_PROVIDED DATA_
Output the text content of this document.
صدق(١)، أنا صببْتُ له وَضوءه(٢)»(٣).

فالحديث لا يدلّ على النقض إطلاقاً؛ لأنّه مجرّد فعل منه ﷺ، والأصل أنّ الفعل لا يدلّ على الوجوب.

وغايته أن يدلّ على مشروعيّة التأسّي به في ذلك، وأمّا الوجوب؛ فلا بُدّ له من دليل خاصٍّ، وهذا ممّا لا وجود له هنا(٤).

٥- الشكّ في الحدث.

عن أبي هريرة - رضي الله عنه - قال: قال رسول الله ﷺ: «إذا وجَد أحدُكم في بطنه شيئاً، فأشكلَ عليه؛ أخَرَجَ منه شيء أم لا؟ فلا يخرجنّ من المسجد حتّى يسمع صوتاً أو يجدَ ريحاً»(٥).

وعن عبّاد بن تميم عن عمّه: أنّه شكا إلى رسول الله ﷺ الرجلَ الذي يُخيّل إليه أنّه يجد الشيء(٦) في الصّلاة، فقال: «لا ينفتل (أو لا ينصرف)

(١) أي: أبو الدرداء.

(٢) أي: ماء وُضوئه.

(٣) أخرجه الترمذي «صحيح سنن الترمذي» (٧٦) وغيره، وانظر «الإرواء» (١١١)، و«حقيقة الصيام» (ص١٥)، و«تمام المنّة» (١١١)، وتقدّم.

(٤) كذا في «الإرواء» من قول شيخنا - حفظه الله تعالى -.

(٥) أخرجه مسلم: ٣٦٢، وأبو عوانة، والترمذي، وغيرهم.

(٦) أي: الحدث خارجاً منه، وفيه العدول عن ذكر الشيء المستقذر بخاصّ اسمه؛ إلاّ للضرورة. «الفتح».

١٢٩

--

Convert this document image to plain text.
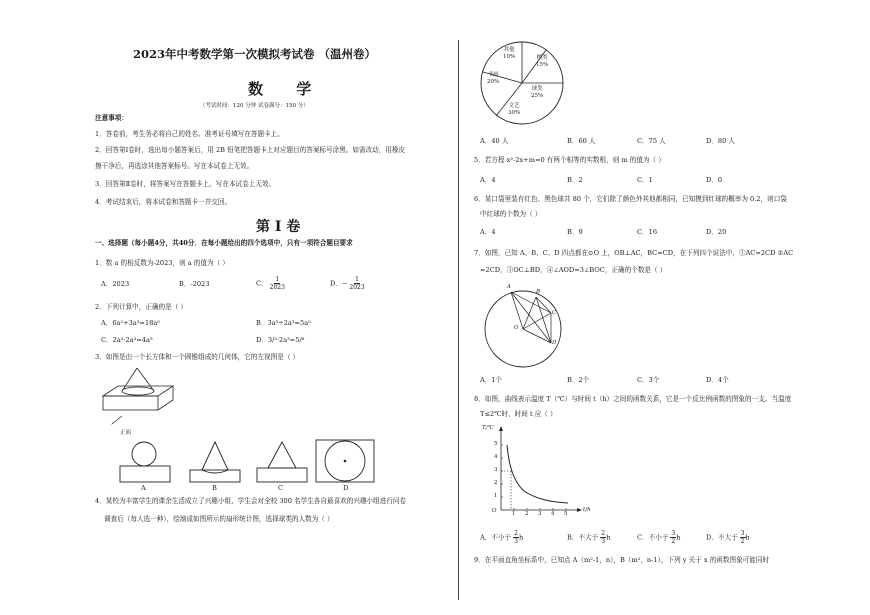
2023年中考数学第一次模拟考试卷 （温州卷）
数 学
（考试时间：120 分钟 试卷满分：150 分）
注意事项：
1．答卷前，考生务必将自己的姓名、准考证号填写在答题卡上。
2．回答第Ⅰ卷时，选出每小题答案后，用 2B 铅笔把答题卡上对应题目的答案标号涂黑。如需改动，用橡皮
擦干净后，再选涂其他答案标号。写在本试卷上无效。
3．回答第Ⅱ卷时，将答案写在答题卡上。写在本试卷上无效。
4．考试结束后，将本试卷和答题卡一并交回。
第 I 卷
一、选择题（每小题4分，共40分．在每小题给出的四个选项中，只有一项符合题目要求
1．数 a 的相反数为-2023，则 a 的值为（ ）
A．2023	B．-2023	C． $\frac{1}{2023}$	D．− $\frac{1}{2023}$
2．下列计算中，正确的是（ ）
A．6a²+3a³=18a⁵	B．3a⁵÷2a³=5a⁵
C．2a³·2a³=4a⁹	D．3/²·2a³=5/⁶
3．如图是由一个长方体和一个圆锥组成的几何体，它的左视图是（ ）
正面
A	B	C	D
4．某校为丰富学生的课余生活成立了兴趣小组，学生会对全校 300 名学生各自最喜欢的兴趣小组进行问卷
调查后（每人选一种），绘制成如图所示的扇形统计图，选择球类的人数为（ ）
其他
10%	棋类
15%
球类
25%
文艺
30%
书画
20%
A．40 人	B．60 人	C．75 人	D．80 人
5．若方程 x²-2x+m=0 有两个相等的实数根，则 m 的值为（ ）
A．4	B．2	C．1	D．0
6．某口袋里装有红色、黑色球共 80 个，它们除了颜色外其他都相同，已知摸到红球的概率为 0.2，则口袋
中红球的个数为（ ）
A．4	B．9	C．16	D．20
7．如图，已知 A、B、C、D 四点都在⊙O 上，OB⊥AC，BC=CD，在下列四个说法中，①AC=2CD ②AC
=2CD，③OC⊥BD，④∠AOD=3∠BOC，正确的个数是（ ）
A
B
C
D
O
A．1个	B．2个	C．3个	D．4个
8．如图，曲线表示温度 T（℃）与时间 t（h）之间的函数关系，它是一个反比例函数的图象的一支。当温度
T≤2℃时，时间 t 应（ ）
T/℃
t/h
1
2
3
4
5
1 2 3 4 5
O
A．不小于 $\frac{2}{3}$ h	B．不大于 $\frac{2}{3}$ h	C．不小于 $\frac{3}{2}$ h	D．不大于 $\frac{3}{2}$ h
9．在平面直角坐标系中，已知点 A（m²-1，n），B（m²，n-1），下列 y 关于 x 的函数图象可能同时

==

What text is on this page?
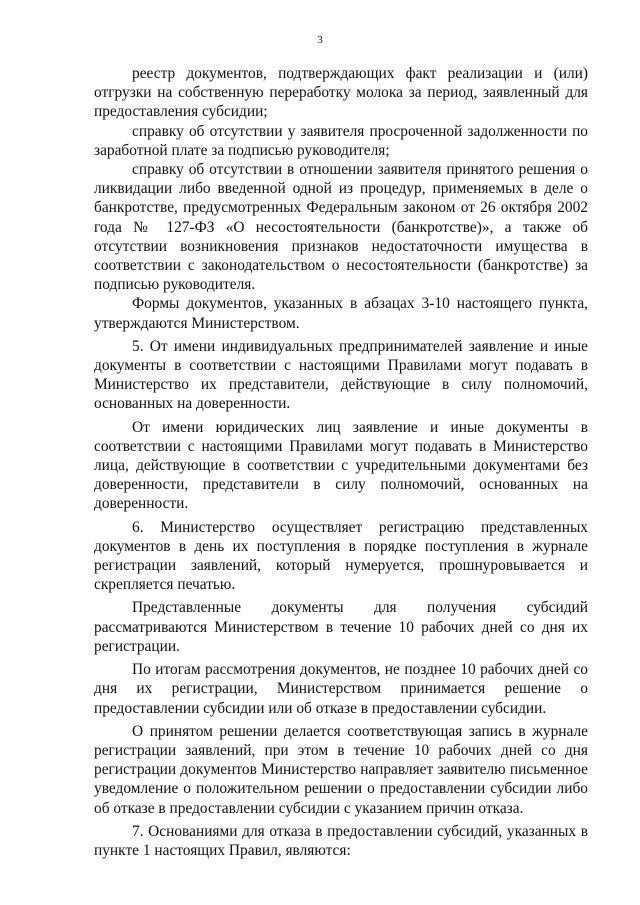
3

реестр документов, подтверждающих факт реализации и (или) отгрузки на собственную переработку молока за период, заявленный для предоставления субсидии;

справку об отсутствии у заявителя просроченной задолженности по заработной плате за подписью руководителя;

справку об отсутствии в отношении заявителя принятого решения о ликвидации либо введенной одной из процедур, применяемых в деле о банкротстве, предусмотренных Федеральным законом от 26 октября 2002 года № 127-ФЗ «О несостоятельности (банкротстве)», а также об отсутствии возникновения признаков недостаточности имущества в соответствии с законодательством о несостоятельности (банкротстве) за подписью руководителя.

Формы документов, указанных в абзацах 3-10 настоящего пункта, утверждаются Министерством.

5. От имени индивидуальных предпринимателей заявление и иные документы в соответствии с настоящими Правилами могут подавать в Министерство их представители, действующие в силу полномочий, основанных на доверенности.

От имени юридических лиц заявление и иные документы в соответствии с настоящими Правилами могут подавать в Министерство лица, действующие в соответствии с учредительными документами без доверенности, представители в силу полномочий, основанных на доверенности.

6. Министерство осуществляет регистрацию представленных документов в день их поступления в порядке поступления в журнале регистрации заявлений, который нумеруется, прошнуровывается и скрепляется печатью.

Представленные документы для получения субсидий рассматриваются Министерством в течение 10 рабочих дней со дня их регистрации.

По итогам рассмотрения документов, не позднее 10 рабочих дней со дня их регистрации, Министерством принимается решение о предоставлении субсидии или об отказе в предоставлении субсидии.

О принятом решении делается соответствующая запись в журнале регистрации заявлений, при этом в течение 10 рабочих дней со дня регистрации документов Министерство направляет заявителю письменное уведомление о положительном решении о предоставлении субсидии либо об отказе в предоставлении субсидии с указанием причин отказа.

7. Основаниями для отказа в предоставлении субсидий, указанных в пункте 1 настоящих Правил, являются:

_WORK TO DO_
Gather up, from the records above, each line where the word "могут" appears.

_EXPECTED ANSWER_
5. От имени индивидуальных предпринимателей заявление и иные документы в соответствии с настоящими Правилами могут подавать в Министерство их представители, действующие в силу полномочий, основанных на доверенности.
От имени юридических лиц заявление и иные документы в соответствии с настоящими Правилами могут подавать в Министерство лица, действующие в соответствии с учредительными документами без доверенности, представители в силу полномочий, основанных на доверенности.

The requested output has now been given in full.